Some records
↓↓↓

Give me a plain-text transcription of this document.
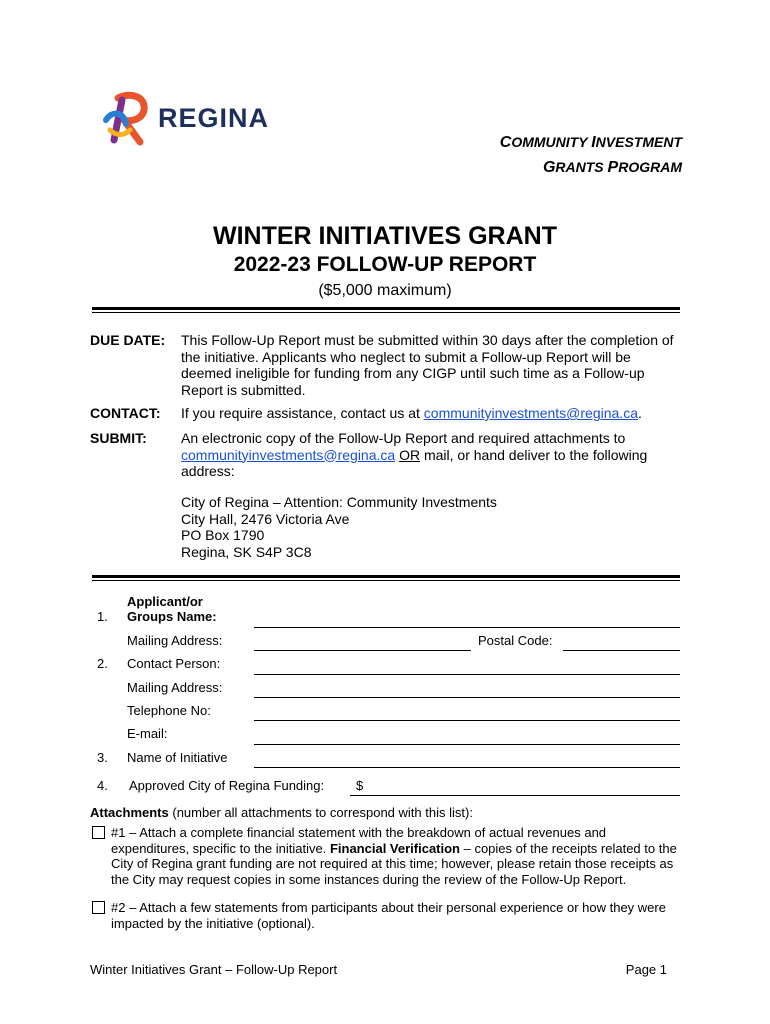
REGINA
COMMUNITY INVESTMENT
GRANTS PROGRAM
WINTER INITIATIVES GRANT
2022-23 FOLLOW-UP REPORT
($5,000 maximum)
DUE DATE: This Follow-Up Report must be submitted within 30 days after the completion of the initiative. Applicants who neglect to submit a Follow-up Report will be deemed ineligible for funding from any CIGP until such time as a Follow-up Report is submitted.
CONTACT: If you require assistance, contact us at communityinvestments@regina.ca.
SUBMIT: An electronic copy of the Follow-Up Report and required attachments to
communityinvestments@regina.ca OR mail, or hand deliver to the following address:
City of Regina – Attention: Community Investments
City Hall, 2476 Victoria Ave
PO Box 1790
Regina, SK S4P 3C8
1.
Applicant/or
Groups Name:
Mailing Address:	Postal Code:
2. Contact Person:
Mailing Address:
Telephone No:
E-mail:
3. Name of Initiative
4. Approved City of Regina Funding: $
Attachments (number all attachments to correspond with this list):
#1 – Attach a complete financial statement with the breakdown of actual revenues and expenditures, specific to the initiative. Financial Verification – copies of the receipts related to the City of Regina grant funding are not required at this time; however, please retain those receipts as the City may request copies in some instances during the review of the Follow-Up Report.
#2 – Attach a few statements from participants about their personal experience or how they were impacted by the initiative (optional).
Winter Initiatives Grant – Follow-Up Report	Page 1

↑↑↑
↓↓↓

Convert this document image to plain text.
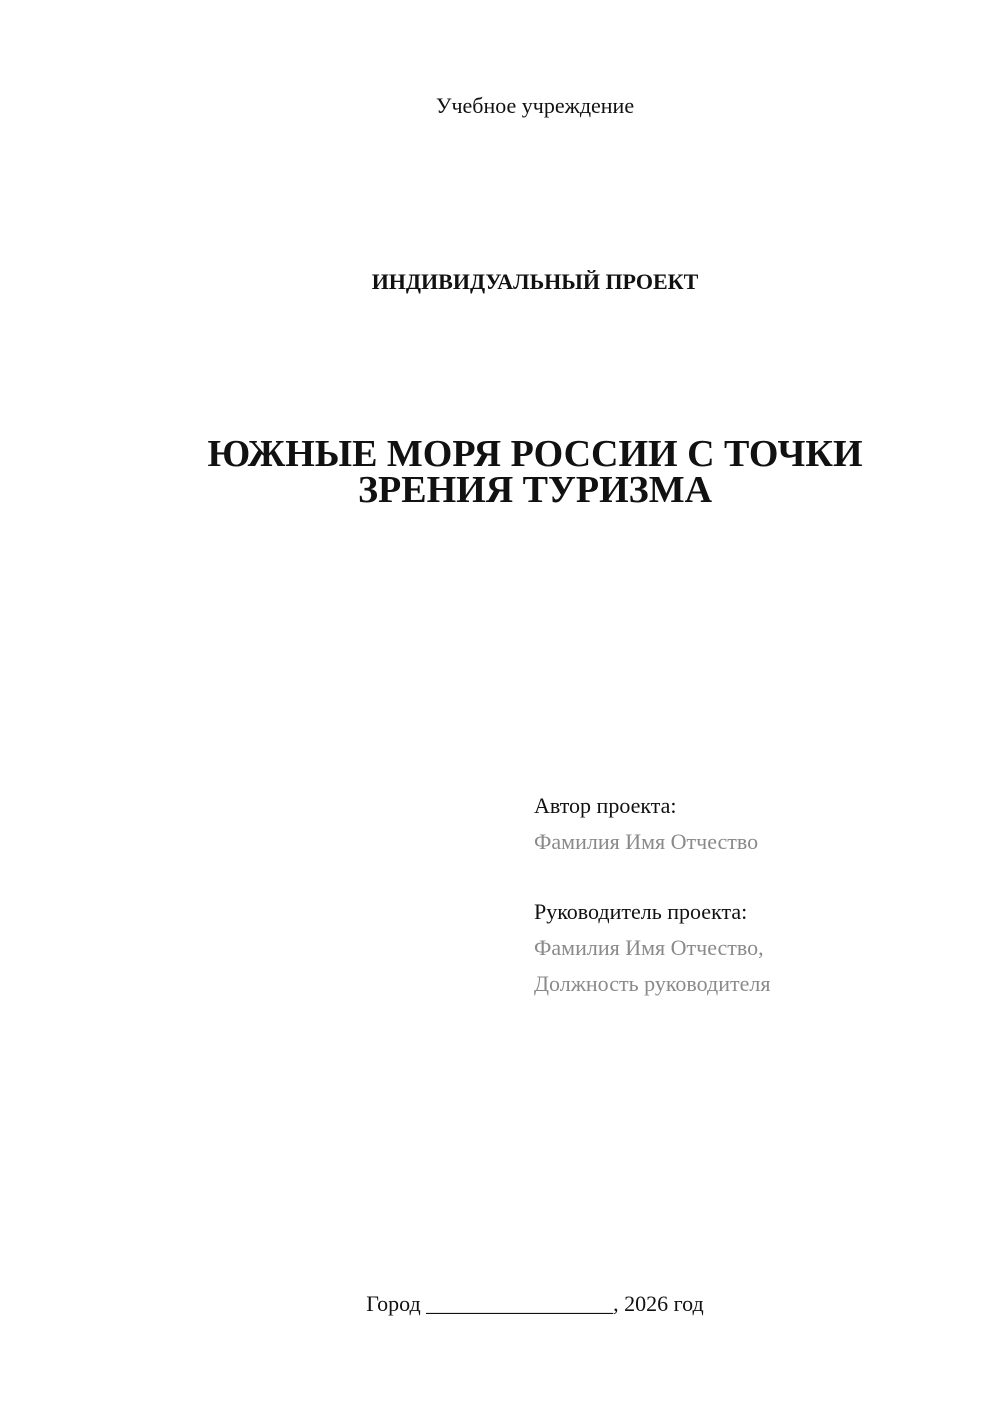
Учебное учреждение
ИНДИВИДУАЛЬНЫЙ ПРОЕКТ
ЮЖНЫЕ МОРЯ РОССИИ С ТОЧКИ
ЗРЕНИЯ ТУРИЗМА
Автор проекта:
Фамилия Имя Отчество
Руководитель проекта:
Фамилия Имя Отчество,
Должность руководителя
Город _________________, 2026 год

↑↑↑

● PROBLEM: Show the lines that mention the word "проекта".

● OUTPUT OF THE EXERCISE:
Автор проекта:
Руководитель проекта:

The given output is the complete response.